INPUT DATA →
════════

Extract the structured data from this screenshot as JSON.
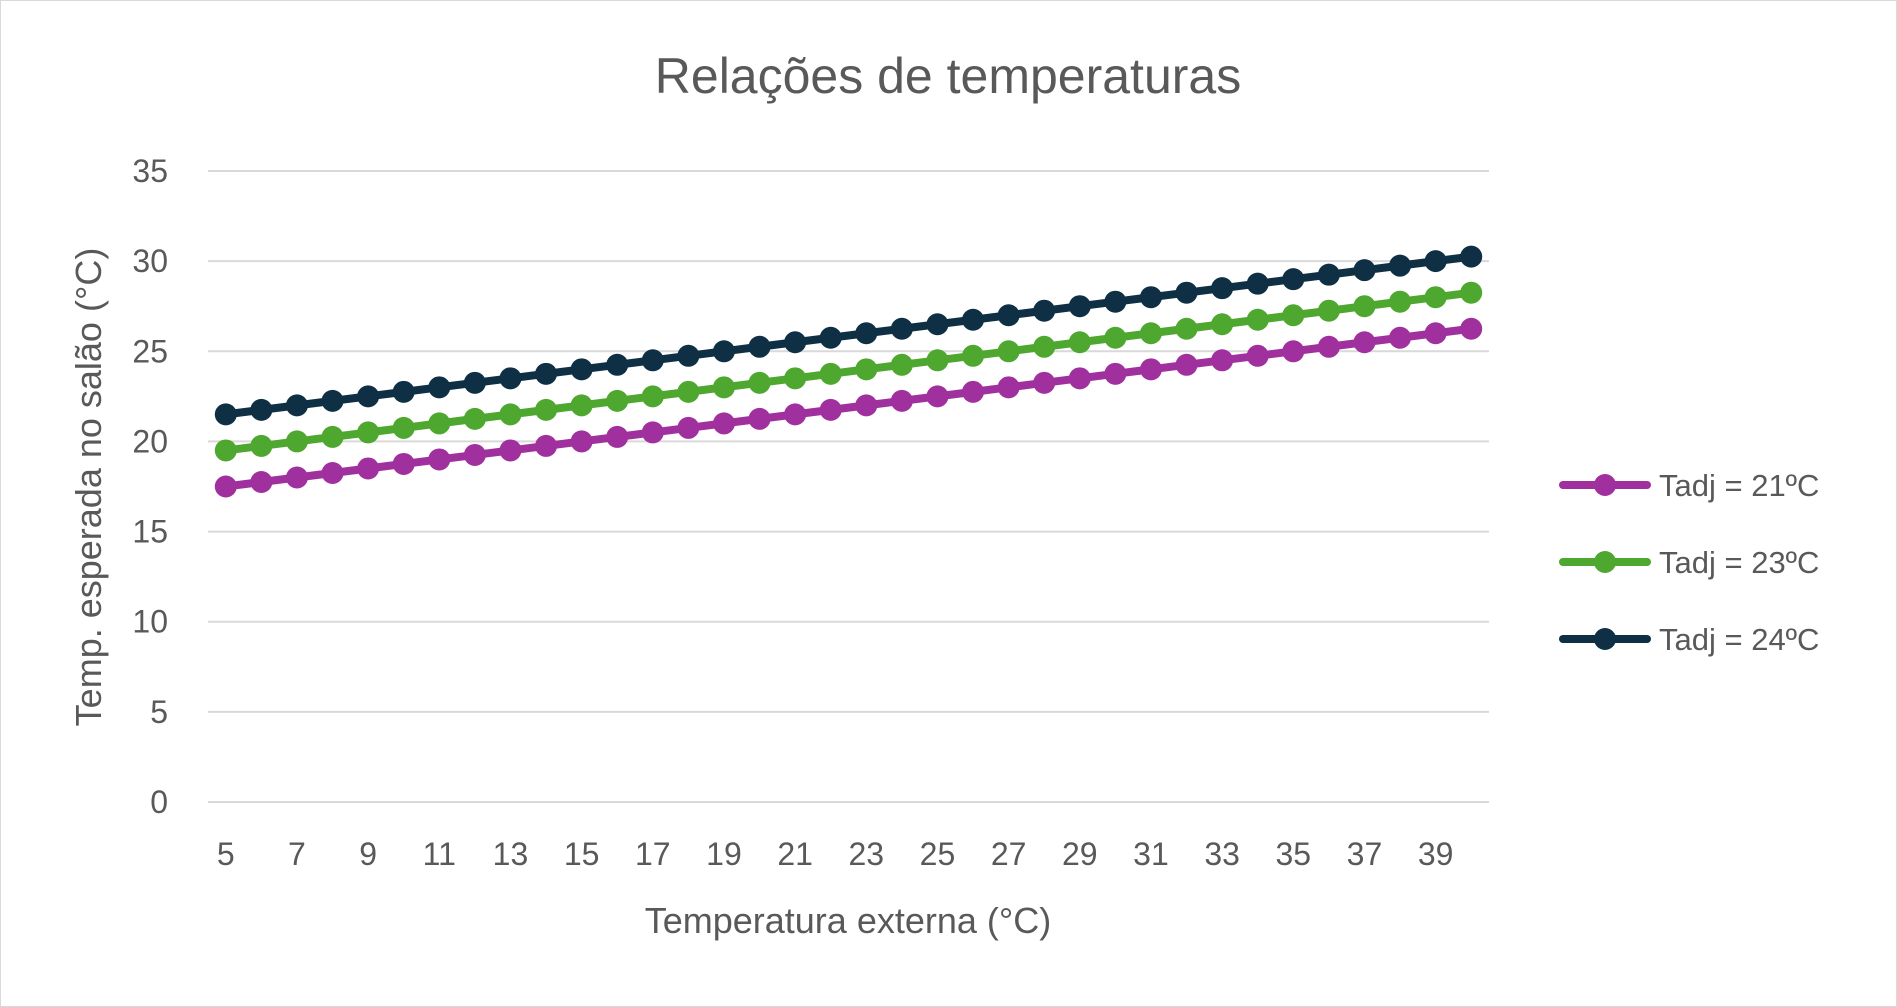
{
  "chart_data": {
    "type": "line",
    "title": "Relações de temperaturas",
    "xlabel": "Temperatura externa (°C)",
    "ylabel": "Temp. esperada no salão (°C)",
    "ylim": [
      0,
      35
    ],
    "yticks": [
      "0",
      "5",
      "10",
      "15",
      "20",
      "25",
      "30",
      "35"
    ],
    "grid": true,
    "legend_position": "right",
    "x": [
      5,
      6,
      7,
      8,
      9,
      10,
      11,
      12,
      13,
      14,
      15,
      16,
      17,
      18,
      19,
      20,
      21,
      22,
      23,
      24,
      25,
      26,
      27,
      28,
      29,
      30,
      31,
      32,
      33,
      34,
      35,
      36,
      37,
      38,
      39,
      40
    ],
    "xtick_labels": [
      "5",
      "7",
      "9",
      "11",
      "13",
      "15",
      "17",
      "19",
      "21",
      "23",
      "25",
      "27",
      "29",
      "31",
      "33",
      "35",
      "37",
      "39"
    ],
    "series": [
      {
        "name": "Tadj = 21ºC",
        "color": "#a0309e",
        "values": [
          17.5,
          17.75,
          18,
          18.25,
          18.5,
          18.75,
          19,
          19.25,
          19.5,
          19.75,
          20,
          20.25,
          20.5,
          20.75,
          21,
          21.25,
          21.5,
          21.75,
          22,
          22.25,
          22.5,
          22.75,
          23,
          23.25,
          23.5,
          23.75,
          24,
          24.25,
          24.5,
          24.75,
          25,
          25.25,
          25.5,
          25.75,
          26,
          26.25
        ]
      },
      {
        "name": "Tadj = 23ºC",
        "color": "#4ea72e",
        "values": [
          19.5,
          19.75,
          20,
          20.25,
          20.5,
          20.75,
          21,
          21.25,
          21.5,
          21.75,
          22,
          22.25,
          22.5,
          22.75,
          23,
          23.25,
          23.5,
          23.75,
          24,
          24.25,
          24.5,
          24.75,
          25,
          25.25,
          25.5,
          25.75,
          26,
          26.25,
          26.5,
          26.75,
          27,
          27.25,
          27.5,
          27.75,
          28,
          28.25
        ]
      },
      {
        "name": "Tadj = 24ºC",
        "color": "#0e2f44",
        "values": [
          21.5,
          21.75,
          22,
          22.25,
          22.5,
          22.75,
          23,
          23.25,
          23.5,
          23.75,
          24,
          24.25,
          24.5,
          24.75,
          25,
          25.25,
          25.5,
          25.75,
          26,
          26.25,
          26.5,
          26.75,
          27,
          27.25,
          27.5,
          27.75,
          28,
          28.25,
          28.5,
          28.75,
          29,
          29.25,
          29.5,
          29.75,
          30,
          30.25
        ]
      }
    ]
  }
}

════════

DIRECTION → Using the listing above, return all lines where the word "name" occurs.

SOLUTION TO THE PROBLEM →
        "name": "Tadj = 21ºC",
        "name": "Tadj = 23ºC",
        "name": "Tadj = 24ºC",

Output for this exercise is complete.